| WHAT THE TASK ASKS |
Return the data exactly, with all pictures removed.

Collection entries
####################
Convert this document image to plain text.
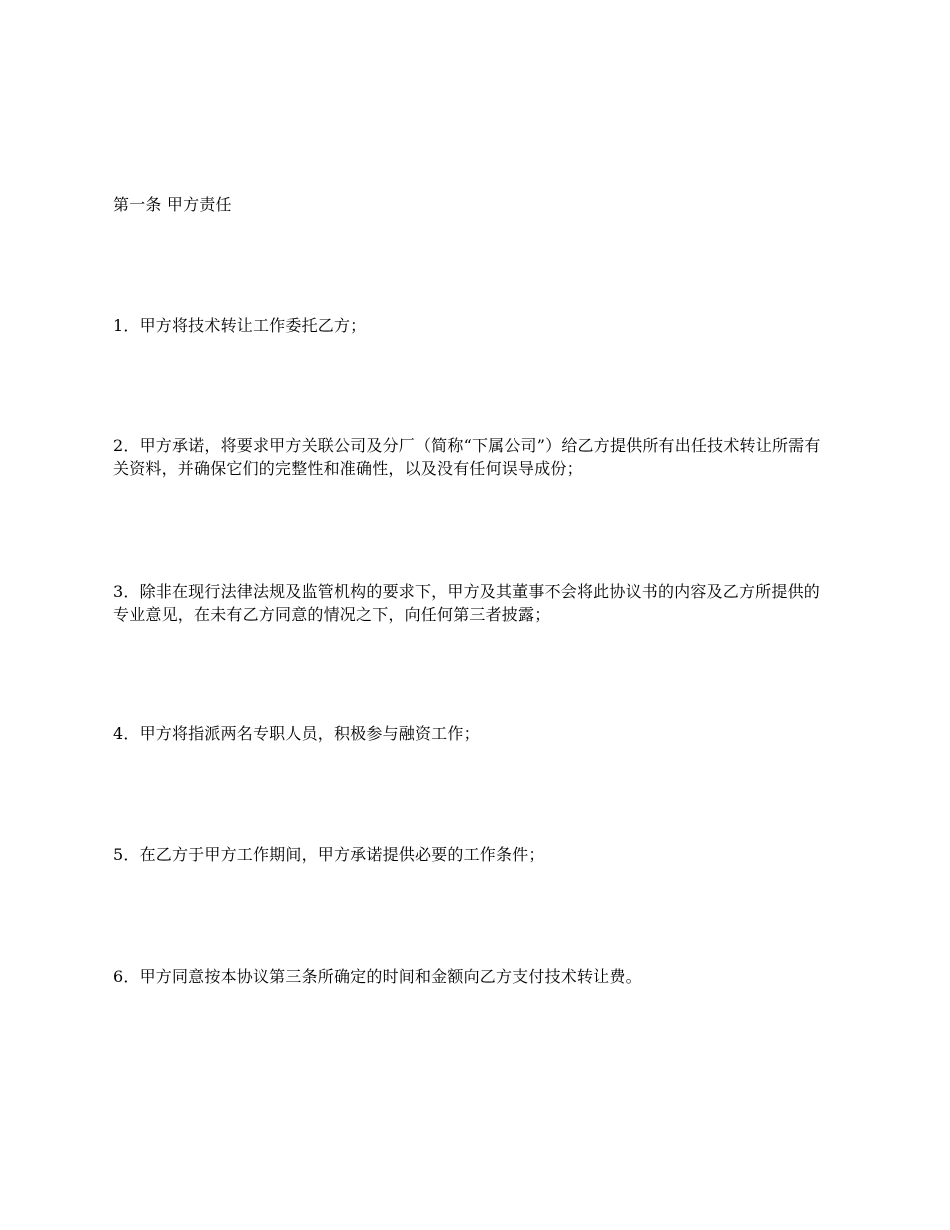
第一条 甲方责任

1．甲方将技术转让工作委托乙方；

2．甲方承诺，将要求甲方关联公司及分厂（简称“下属公司”）给乙方提供所有出任技术转让所需有关资料，并确保它们的完整性和准确性，以及没有任何误导成份；

3．除非在现行法律法规及监管机构的要求下，甲方及其董事不会将此协议书的内容及乙方所提供的专业意见，在未有乙方同意的情况之下，向任何第三者披露；

4．甲方将指派两名专职人员，积极参与融资工作；

5．在乙方于甲方工作期间，甲方承诺提供必要的工作条件；

6．甲方同意按本协议第三条所确定的时间和金额向乙方支付技术转让费。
####################
| WRITTEN ANSWER |
Convert this document image to plain text.
第一条 甲方责任

1．甲方将技术转让工作委托乙方；

2．甲方承诺，将要求甲方关联公司及分厂（简称“下属公司”）给乙方提供所有出任技术转让所需有关资料，并确保它们的完整性和准确性，以及没有任何误导成份；

3．除非在现行法律法规及监管机构的要求下，甲方及其董事不会将此协议书的内容及乙方所提供的专业意见，在未有乙方同意的情况之下，向任何第三者披露；

4．甲方将指派两名专职人员，积极参与融资工作；

5．在乙方于甲方工作期间，甲方承诺提供必要的工作条件；

6．甲方同意按本协议第三条所确定的时间和金额向乙方支付技术转让费。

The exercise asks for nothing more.